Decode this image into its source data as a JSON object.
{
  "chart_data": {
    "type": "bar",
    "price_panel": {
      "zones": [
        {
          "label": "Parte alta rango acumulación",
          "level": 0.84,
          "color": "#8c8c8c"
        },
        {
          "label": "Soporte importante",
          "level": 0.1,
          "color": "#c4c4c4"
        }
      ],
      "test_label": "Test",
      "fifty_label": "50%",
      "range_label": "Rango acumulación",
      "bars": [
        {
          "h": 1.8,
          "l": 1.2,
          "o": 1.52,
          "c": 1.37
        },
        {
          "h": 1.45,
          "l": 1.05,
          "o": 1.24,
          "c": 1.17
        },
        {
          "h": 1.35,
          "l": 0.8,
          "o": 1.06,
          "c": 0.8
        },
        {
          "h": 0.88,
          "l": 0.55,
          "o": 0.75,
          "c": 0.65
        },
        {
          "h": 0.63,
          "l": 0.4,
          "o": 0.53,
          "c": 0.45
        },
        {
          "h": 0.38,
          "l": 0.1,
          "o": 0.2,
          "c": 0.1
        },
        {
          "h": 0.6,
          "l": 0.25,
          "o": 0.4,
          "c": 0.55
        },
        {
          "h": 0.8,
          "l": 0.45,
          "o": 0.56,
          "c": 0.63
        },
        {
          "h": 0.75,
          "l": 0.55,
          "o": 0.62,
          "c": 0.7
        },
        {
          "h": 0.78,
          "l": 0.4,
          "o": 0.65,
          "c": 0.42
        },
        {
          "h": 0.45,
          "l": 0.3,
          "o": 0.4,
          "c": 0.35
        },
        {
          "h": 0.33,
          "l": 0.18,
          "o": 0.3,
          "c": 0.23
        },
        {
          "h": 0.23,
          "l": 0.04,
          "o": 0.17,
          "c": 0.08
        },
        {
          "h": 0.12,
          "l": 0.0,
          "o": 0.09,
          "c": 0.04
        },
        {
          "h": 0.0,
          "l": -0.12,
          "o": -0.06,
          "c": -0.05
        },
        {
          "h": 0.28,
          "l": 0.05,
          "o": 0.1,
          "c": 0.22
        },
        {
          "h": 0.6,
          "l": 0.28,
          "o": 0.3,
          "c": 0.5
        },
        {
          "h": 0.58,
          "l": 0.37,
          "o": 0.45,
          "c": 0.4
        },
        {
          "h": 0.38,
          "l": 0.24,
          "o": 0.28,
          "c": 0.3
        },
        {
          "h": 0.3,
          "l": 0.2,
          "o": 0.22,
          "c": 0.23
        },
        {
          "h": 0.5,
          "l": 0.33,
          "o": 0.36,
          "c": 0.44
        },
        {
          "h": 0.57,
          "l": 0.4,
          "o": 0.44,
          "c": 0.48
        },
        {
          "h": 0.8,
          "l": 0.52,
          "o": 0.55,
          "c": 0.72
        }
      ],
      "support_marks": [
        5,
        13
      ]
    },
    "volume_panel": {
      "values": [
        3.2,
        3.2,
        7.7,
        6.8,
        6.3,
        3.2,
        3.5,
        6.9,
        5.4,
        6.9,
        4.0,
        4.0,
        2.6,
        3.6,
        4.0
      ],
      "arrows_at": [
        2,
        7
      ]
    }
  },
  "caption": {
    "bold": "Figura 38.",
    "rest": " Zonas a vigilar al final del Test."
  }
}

..........

→ Work required: Within the entries above, how many lines contain "Test"? Respond with the number only.

→ Final answer: 2